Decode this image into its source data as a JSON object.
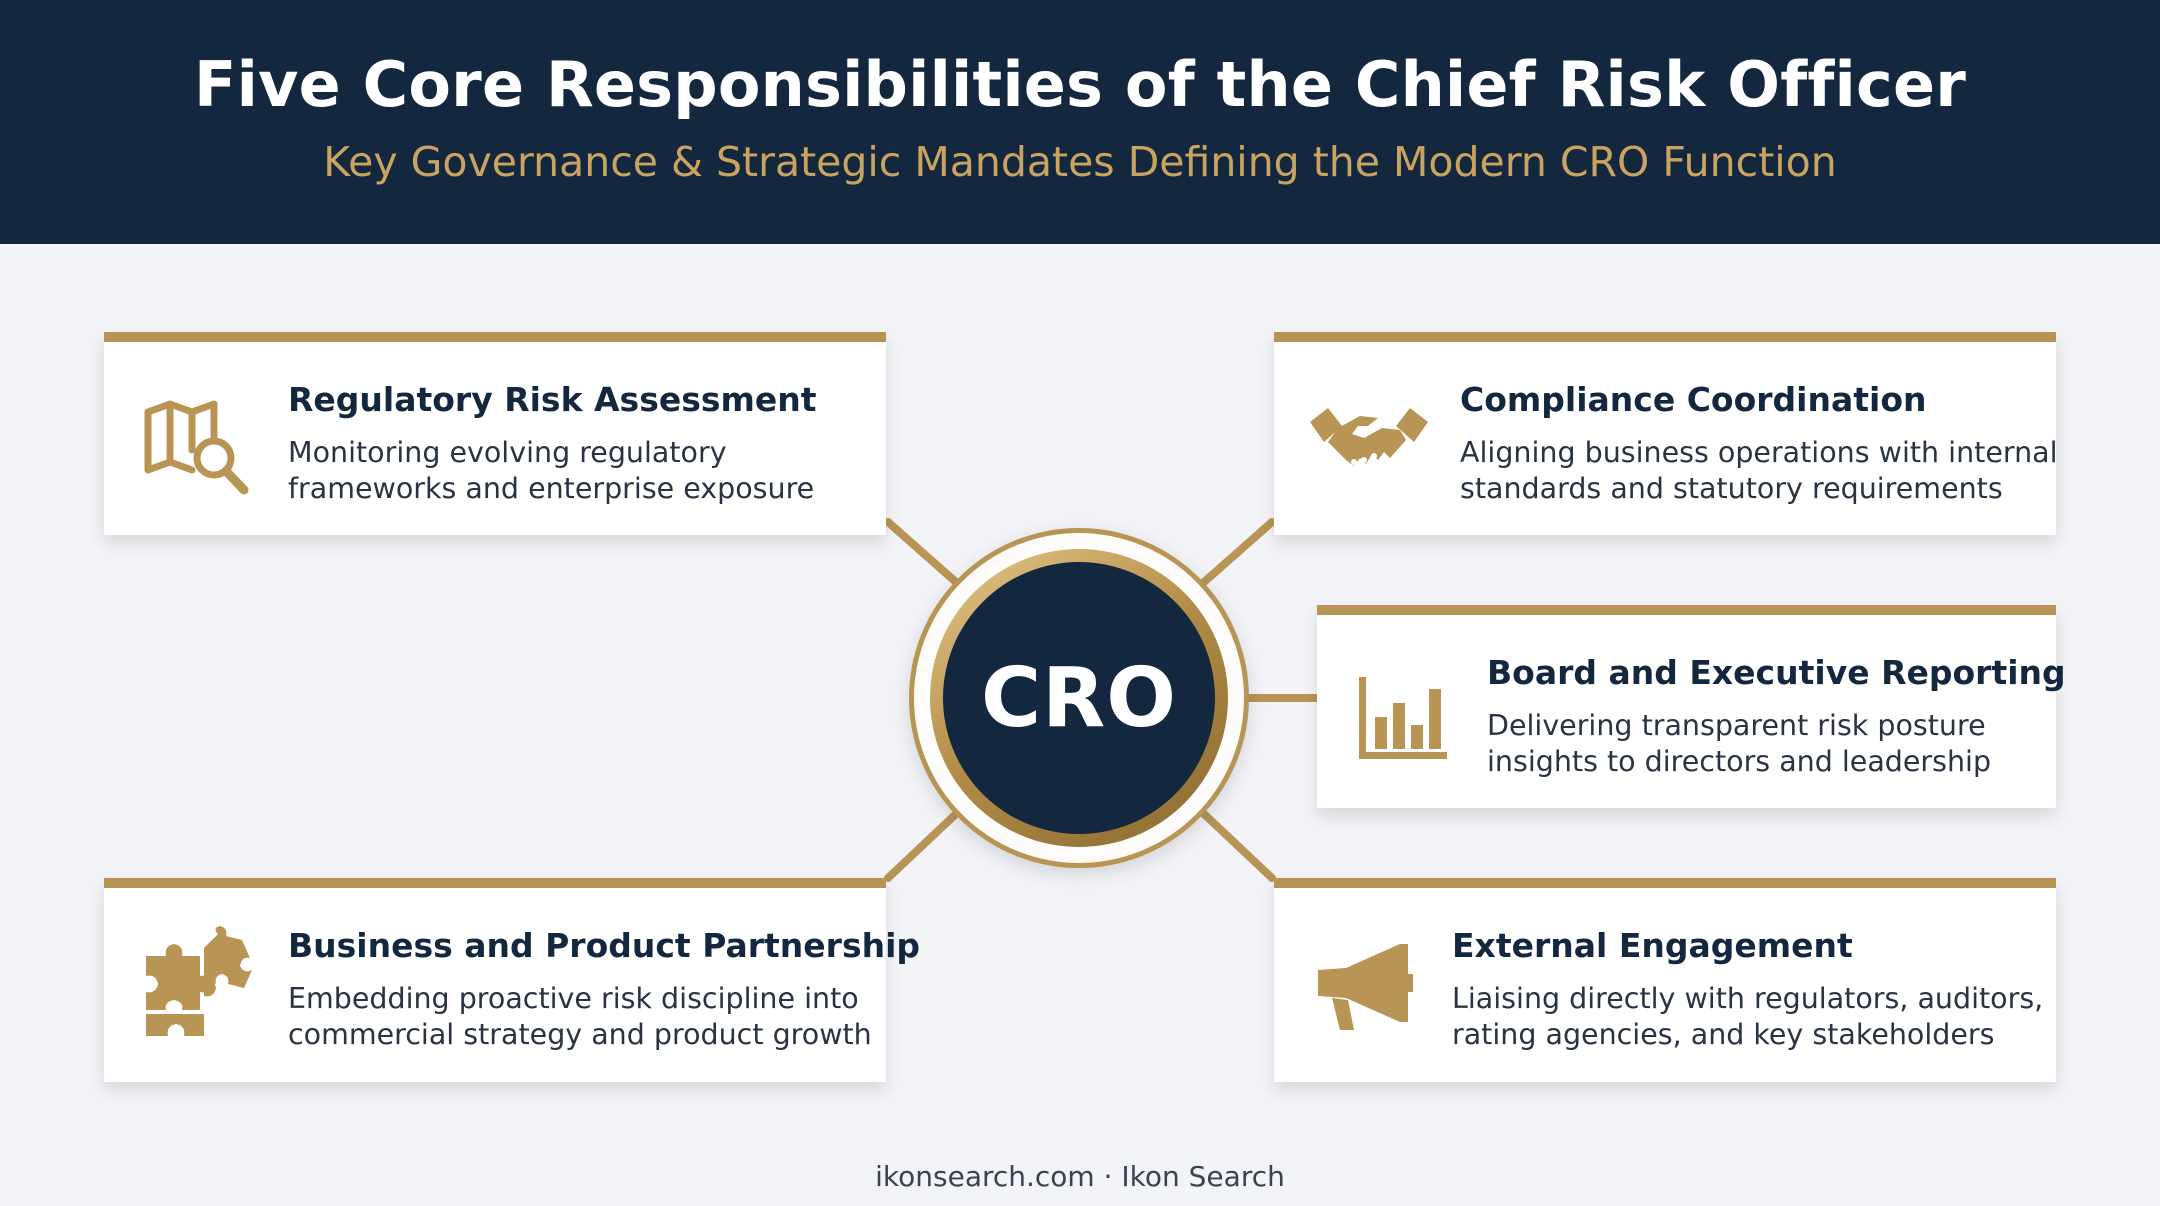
{
  "header": {
    "title": "Five Core Responsibilities of the Chief Risk Officer",
    "subtitle": "Key Governance & Strategic Mandates Defining the Modern CRO Function"
  },
  "hub": {
    "label": "CRO"
  },
  "cards": [
    {
      "title": "Regulatory Risk Assessment",
      "line1": "Monitoring evolving regulatory",
      "line2": "frameworks and enterprise exposure",
      "icon": "map-search-icon"
    },
    {
      "title": "Compliance Coordination",
      "line1": "Aligning business operations with internal",
      "line2": "standards and statutory requirements",
      "icon": "handshake-icon"
    },
    {
      "title": "Board and Executive Reporting",
      "line1": "Delivering transparent risk posture",
      "line2": "insights to directors and leadership",
      "icon": "bar-chart-icon"
    },
    {
      "title": "Business and Product Partnership",
      "line1": "Embedding proactive risk discipline into",
      "line2": "commercial strategy and product growth",
      "icon": "puzzle-icon"
    },
    {
      "title": "External Engagement",
      "line1": "Liaising directly with regulators, auditors,",
      "line2": "rating agencies, and key stakeholders",
      "icon": "megaphone-icon"
    }
  ],
  "footer": {
    "text": "ikonsearch.com · Ikon Search"
  },
  "colors": {
    "navy": "#13283f",
    "gold": "#b89555",
    "background": "#f3f4f7"
  }
}
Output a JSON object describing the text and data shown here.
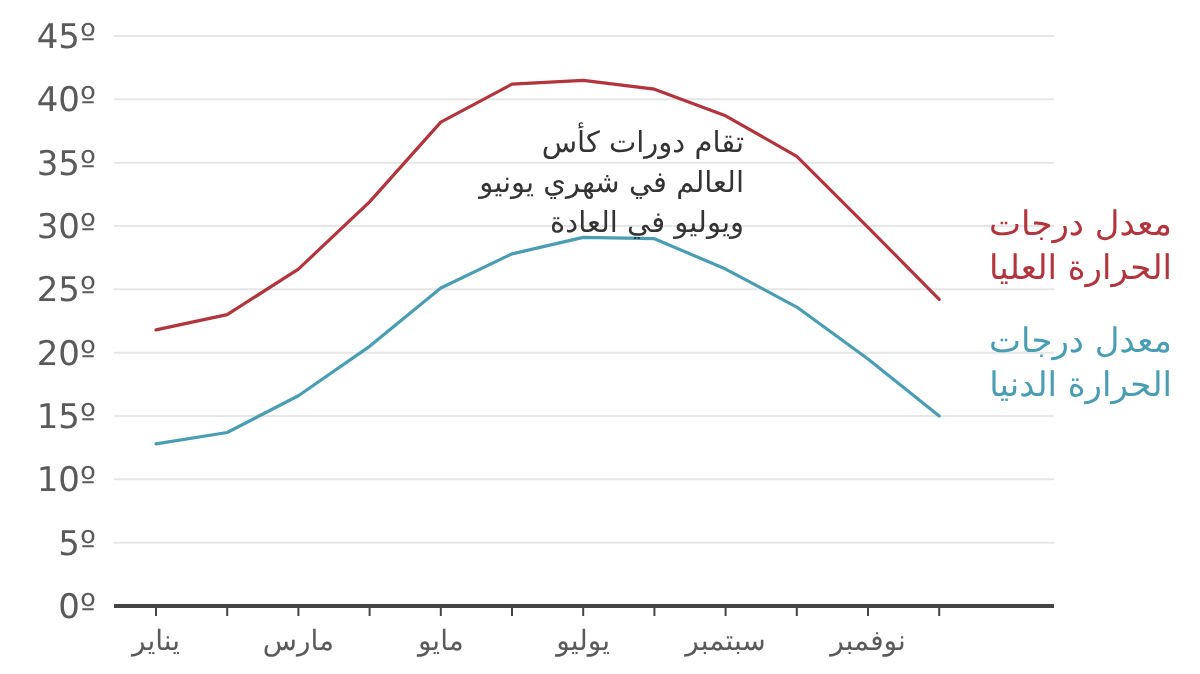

####################

[INSTRUCTIONS TO FOLLOW] Return each line that includes "data".

[OUTPUT FOR THIS EXERCISE]
Decode this image into its source data as a JSON object.
Output a JSON object describing the text and data shown here.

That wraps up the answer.